* EXERCISE DESCRIPTION *
Write out all of the entries exactly, please.

* ENTRIES PROVIDED *
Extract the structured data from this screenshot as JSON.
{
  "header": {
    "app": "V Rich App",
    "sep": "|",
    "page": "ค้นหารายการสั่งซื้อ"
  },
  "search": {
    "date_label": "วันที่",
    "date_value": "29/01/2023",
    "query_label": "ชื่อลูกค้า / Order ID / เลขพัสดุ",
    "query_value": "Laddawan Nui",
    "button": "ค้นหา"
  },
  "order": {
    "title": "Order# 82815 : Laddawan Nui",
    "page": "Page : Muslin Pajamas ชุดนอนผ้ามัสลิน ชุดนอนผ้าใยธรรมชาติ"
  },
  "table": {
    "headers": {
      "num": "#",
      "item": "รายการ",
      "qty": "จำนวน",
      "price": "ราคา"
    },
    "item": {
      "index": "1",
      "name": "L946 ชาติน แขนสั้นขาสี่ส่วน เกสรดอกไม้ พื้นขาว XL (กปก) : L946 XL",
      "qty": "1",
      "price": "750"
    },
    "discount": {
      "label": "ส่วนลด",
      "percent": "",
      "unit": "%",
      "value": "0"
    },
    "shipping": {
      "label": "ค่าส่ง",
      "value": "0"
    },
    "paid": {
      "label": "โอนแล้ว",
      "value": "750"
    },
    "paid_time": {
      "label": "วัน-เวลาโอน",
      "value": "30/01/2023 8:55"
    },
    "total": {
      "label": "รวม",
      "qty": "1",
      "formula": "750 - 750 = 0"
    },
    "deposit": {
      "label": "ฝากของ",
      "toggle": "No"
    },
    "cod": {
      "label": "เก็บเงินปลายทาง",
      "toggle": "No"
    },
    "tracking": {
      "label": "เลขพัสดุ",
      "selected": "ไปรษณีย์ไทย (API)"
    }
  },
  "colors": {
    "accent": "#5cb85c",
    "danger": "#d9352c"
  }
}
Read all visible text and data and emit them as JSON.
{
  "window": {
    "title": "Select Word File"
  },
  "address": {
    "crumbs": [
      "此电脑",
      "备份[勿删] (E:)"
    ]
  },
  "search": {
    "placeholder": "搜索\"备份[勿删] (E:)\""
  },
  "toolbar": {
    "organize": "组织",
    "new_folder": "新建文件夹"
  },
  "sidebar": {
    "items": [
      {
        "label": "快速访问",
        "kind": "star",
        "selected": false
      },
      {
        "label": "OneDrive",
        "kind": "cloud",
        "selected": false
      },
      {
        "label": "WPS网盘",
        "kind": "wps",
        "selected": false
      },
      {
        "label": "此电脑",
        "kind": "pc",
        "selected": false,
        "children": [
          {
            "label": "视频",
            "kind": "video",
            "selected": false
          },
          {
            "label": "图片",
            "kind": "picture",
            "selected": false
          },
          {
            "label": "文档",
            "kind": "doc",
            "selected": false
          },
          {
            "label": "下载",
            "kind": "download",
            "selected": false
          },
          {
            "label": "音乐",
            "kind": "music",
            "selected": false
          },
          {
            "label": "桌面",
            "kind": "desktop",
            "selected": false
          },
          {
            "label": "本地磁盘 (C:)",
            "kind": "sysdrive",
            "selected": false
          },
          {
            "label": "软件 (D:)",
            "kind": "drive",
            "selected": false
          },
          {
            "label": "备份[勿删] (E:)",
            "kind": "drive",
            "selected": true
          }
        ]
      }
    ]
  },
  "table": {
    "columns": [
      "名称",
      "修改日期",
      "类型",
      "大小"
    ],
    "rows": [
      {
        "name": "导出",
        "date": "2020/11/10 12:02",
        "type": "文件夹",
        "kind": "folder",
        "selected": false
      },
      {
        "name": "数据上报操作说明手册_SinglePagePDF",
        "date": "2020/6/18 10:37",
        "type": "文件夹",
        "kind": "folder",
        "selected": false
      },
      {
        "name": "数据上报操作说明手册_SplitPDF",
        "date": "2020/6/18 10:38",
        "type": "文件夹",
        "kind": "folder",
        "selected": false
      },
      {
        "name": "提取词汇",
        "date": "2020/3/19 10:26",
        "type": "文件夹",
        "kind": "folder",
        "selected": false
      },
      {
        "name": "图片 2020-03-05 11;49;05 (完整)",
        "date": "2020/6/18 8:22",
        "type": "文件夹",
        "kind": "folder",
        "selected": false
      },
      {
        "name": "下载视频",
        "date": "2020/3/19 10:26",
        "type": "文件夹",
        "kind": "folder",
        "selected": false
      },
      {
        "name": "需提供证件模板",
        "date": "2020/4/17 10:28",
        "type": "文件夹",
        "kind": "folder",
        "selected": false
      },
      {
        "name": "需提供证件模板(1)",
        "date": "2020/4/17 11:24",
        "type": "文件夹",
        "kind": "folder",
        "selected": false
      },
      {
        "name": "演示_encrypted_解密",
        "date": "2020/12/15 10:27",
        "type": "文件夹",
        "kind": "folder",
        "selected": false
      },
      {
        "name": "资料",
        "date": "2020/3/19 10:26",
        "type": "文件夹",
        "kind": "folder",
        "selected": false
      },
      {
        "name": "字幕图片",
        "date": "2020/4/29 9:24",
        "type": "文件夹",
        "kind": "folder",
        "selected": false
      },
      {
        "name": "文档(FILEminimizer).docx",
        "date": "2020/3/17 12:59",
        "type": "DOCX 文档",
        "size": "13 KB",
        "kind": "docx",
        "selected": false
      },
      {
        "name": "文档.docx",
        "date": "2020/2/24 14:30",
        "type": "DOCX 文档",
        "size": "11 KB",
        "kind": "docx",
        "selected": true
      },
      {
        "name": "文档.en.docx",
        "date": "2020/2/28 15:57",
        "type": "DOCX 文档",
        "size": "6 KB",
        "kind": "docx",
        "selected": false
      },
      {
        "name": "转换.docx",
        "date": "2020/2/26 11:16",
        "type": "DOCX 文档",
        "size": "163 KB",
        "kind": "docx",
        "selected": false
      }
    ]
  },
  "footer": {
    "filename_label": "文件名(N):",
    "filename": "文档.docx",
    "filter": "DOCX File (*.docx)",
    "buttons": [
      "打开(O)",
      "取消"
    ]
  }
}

* RESPONSE TO THIS TASK *
Extract the structured data from this screenshot as JSON.
{
  "header": {
    "app": "V Rich App",
    "sep": "|",
    "page": "ค้นหารายการสั่งซื้อ"
  },
  "search": {
    "date_label": "วันที่",
    "date_value": "29/01/2023",
    "query_label": "ชื่อลูกค้า / Order ID / เลขพัสดุ",
    "query_value": "Laddawan Nui",
    "button": "ค้นหา"
  },
  "order": {
    "title": "Order# 82815 : Laddawan Nui",
    "page": "Page : Muslin Pajamas ชุดนอนผ้ามัสลิน ชุดนอนผ้าใยธรรมชาติ"
  },
  "table": {
    "headers": {
      "num": "#",
      "item": "รายการ",
      "qty": "จำนวน",
      "price": "ราคา"
    },
    "item": {
      "index": "1",
      "name": "L946 ชาติน แขนสั้นขาสี่ส่วน เกสรดอกไม้ พื้นขาว XL (กปก) : L946 XL",
      "qty": "1",
      "price": "750"
    },
    "discount": {
      "label": "ส่วนลด",
      "percent": "",
      "unit": "%",
      "value": "0"
    },
    "shipping": {
      "label": "ค่าส่ง",
      "value": "0"
    },
    "paid": {
      "label": "โอนแล้ว",
      "value": "750"
    },
    "paid_time": {
      "label": "วัน-เวลาโอน",
      "value": "30/01/2023 8:55"
    },
    "total": {
      "label": "รวม",
      "qty": "1",
      "formula": "750 - 750 = 0"
    },
    "deposit": {
      "label": "ฝากของ",
      "toggle": "No"
    },
    "cod": {
      "label": "เก็บเงินปลายทาง",
      "toggle": "No"
    },
    "tracking": {
      "label": "เลขพัสดุ",
      "selected": "ไปรษณีย์ไทย (API)"
    }
  },
  "colors": {
    "accent": "#5cb85c",
    "danger": "#d9352c"
  }
}
Read all visible text and data and emit them as JSON.
{
  "window": {
    "title": "Select Word File"
  },
  "address": {
    "crumbs": [
      "此电脑",
      "备份[勿删] (E:)"
    ]
  },
  "search": {
    "placeholder": "搜索\"备份[勿删] (E:)\""
  },
  "toolbar": {
    "organize": "组织",
    "new_folder": "新建文件夹"
  },
  "sidebar": {
    "items": [
      {
        "label": "快速访问",
        "kind": "star",
        "selected": false
      },
      {
        "label": "OneDrive",
        "kind": "cloud",
        "selected": false
      },
      {
        "label": "WPS网盘",
        "kind": "wps",
        "selected": false
      },
      {
        "label": "此电脑",
        "kind": "pc",
        "selected": false,
        "children": [
          {
            "label": "视频",
            "kind": "video",
            "selected": false
          },
          {
            "label": "图片",
            "kind": "picture",
            "selected": false
          },
          {
            "label": "文档",
            "kind": "doc",
            "selected": false
          },
          {
            "label": "下载",
            "kind": "download",
            "selected": false
          },
          {
            "label": "音乐",
            "kind": "music",
            "selected": false
          },
          {
            "label": "桌面",
            "kind": "desktop",
            "selected": false
          },
          {
            "label": "本地磁盘 (C:)",
            "kind": "sysdrive",
            "selected": false
          },
          {
            "label": "软件 (D:)",
            "kind": "drive",
            "selected": false
          },
          {
            "label": "备份[勿删] (E:)",
            "kind": "drive",
            "selected": true
          }
        ]
      }
    ]
  },
  "table": {
    "columns": [
      "名称",
      "修改日期",
      "类型",
      "大小"
    ],
    "rows": [
      {
        "name": "导出",
        "date": "2020/11/10 12:02",
        "type": "文件夹",
        "kind": "folder",
        "selected": false
      },
      {
        "name": "数据上报操作说明手册_SinglePagePDF",
        "date": "2020/6/18 10:37",
        "type": "文件夹",
        "kind": "folder",
        "selected": false
      },
      {
        "name": "数据上报操作说明手册_SplitPDF",
        "date": "2020/6/18 10:38",
        "type": "文件夹",
        "kind": "folder",
        "selected": false
      },
      {
        "name": "提取词汇",
        "date": "2020/3/19 10:26",
        "type": "文件夹",
        "kind": "folder",
        "selected": false
      },
      {
        "name": "图片 2020-03-05 11;49;05 (完整)",
        "date": "2020/6/18 8:22",
        "type": "文件夹",
        "kind": "folder",
        "selected": false
      },
      {
        "name": "下载视频",
        "date": "2020/3/19 10:26",
        "type": "文件夹",
        "kind": "folder",
        "selected": false
      },
      {
        "name": "需提供证件模板",
        "date": "2020/4/17 10:28",
        "type": "文件夹",
        "kind": "folder",
        "selected": false
      },
      {
        "name": "需提供证件模板(1)",
        "date": "2020/4/17 11:24",
        "type": "文件夹",
        "kind": "folder",
        "selected": false
      },
      {
        "name": "演示_encrypted_解密",
        "date": "2020/12/15 10:27",
        "type": "文件夹",
        "kind": "folder",
        "selected": false
      },
      {
        "name": "资料",
        "date": "2020/3/19 10:26",
        "type": "文件夹",
        "kind": "folder",
        "selected": false
      },
      {
        "name": "字幕图片",
        "date": "2020/4/29 9:24",
        "type": "文件夹",
        "kind": "folder",
        "selected": false
      },
      {
        "name": "文档(FILEminimizer).docx",
        "date": "2020/3/17 12:59",
        "type": "DOCX 文档",
        "size": "13 KB",
        "kind": "docx",
        "selected": false
      },
      {
        "name": "文档.docx",
        "date": "2020/2/24 14:30",
        "type": "DOCX 文档",
        "size": "11 KB",
        "kind": "docx",
        "selected": true
      },
      {
        "name": "文档.en.docx",
        "date": "2020/2/28 15:57",
        "type": "DOCX 文档",
        "size": "6 KB",
        "kind": "docx",
        "selected": false
      },
      {
        "name": "转换.docx",
        "date": "2020/2/26 11:16",
        "type": "DOCX 文档",
        "size": "163 KB",
        "kind": "docx",
        "selected": false
      }
    ]
  },
  "footer": {
    "filename_label": "文件名(N):",
    "filename": "文档.docx",
    "filter": "DOCX File (*.docx)",
    "buttons": [
      "打开(O)",
      "取消"
    ]
  }
}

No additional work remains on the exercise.